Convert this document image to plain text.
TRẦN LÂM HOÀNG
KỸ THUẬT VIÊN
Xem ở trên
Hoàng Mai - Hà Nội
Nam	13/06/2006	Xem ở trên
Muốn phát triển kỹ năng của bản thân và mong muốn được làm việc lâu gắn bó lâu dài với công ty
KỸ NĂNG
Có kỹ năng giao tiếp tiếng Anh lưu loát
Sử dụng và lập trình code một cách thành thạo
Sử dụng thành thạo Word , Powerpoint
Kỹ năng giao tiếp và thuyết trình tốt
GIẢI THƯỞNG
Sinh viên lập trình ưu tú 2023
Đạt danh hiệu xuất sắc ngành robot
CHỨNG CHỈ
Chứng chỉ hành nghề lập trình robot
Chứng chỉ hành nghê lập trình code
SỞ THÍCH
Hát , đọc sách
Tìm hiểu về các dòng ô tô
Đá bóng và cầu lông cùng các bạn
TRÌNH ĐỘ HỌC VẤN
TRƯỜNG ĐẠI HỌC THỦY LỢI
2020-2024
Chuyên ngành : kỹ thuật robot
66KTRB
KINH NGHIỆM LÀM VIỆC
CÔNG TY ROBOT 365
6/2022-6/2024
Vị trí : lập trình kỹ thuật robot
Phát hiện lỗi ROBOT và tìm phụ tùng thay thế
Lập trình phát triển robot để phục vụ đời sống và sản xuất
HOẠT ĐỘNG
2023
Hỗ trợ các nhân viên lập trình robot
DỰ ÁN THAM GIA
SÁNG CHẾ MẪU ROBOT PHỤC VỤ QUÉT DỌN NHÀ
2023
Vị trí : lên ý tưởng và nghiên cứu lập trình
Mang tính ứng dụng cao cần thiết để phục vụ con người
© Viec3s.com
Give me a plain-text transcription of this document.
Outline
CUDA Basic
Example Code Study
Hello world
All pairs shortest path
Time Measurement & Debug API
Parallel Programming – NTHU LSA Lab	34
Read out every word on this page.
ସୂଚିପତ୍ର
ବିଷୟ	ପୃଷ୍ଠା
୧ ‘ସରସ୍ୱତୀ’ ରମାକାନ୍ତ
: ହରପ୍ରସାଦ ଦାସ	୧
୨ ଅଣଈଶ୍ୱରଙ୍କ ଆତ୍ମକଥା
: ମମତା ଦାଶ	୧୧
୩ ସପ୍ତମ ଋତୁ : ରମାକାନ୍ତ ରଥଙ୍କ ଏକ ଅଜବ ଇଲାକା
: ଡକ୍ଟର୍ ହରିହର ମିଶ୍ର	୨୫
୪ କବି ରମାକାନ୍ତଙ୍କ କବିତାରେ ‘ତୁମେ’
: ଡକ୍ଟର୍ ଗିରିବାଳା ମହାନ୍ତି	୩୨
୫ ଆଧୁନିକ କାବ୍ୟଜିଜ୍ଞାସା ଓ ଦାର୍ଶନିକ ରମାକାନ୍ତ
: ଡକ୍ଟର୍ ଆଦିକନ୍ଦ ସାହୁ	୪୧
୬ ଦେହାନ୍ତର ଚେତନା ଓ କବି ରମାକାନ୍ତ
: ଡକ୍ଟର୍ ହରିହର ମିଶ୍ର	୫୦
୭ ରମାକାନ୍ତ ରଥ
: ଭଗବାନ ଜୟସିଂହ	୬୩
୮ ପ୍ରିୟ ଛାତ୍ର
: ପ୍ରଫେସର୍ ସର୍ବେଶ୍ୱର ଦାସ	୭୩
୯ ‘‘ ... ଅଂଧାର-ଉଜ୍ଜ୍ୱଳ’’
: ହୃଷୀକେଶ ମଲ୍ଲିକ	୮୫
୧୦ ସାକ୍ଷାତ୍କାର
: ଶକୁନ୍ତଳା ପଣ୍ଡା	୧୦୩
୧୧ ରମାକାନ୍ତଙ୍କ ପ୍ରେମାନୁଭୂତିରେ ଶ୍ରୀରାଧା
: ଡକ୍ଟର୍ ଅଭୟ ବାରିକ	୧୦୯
----
- Directions for this task
Tally up the lines in the preceding listing that contain the string "plain". Respond with the number and nothing else.

- Result
2